## Directions for this task
Please reproduce the lines of the records below without changes, starting at the line containing "- x-tick-label: 4: [252, 573, 262, 591]" and ending at the line containing "- legend-title: Campus: [1022, 44, 1104, 68]".

[Records of where elements appear]
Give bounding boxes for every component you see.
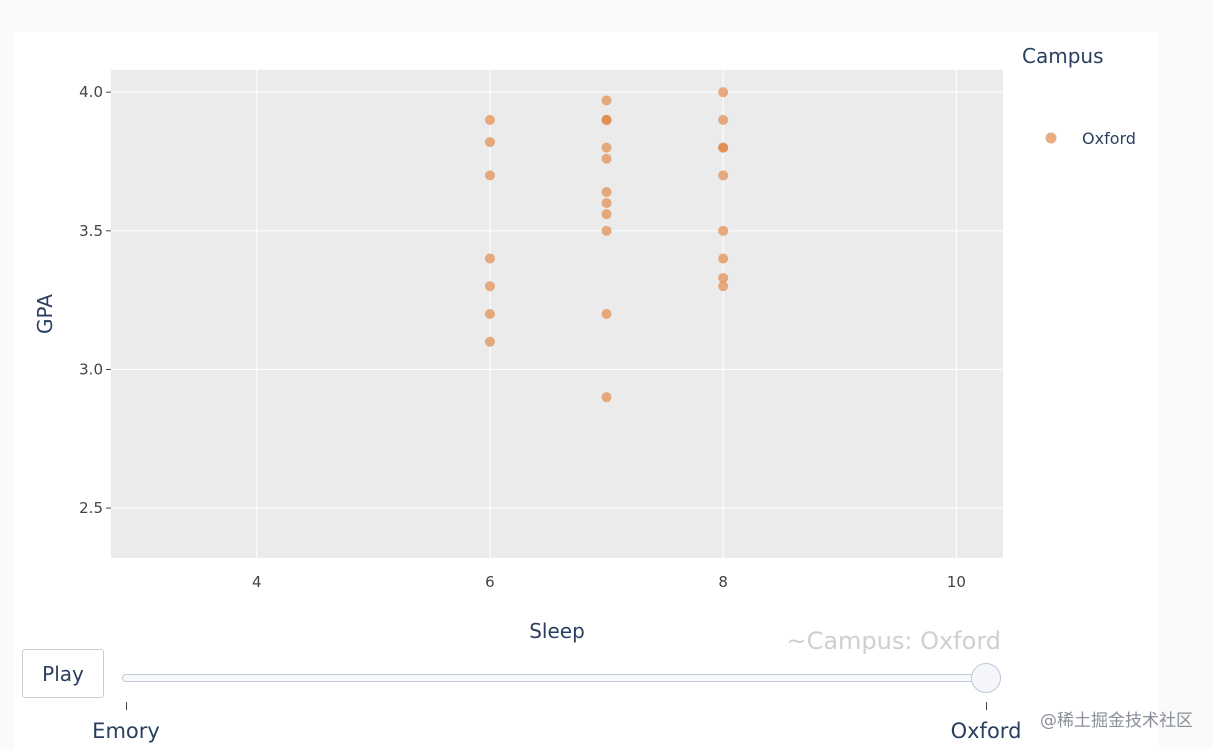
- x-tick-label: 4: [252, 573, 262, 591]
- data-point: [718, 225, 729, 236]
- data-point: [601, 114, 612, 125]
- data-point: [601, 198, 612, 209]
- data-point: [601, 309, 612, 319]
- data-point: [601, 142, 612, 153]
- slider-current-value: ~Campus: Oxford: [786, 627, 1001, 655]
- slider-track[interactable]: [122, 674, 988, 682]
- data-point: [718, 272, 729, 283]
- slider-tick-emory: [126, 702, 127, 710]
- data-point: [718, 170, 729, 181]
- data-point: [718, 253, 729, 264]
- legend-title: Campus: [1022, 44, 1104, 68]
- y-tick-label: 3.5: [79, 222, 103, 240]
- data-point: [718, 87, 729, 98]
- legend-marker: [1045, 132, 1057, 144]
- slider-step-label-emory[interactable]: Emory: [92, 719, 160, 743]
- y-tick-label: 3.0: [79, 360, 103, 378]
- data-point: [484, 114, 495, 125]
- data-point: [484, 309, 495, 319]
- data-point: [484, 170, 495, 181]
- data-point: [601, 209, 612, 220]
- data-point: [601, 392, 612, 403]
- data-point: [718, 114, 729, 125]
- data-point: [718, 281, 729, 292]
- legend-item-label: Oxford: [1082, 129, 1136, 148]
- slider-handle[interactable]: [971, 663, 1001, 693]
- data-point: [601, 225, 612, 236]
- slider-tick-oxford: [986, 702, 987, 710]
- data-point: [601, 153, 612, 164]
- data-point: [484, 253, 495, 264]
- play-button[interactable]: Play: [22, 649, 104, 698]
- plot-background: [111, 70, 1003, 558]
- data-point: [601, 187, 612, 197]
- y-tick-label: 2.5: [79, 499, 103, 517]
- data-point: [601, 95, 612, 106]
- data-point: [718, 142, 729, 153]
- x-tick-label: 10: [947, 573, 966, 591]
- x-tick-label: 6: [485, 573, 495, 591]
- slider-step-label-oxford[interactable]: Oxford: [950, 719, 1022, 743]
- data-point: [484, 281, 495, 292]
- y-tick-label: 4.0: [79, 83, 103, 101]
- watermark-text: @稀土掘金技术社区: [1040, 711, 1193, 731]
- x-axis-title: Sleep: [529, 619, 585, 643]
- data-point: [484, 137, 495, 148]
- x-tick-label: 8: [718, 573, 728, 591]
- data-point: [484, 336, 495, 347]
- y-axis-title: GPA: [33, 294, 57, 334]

## Result of the exercise
- x-tick-label: 4: [252, 573, 262, 591]
- data-point: [718, 225, 729, 236]
- data-point: [601, 114, 612, 125]
- data-point: [601, 198, 612, 209]
- data-point: [601, 309, 612, 319]
- data-point: [601, 142, 612, 153]
- slider-current-value: ~Campus: Oxford: [786, 627, 1001, 655]
- slider-track[interactable]: [122, 674, 988, 682]
- data-point: [718, 272, 729, 283]
- slider-tick-emory: [126, 702, 127, 710]
- data-point: [718, 170, 729, 181]
- data-point: [718, 253, 729, 264]
- legend-title: Campus: [1022, 44, 1104, 68]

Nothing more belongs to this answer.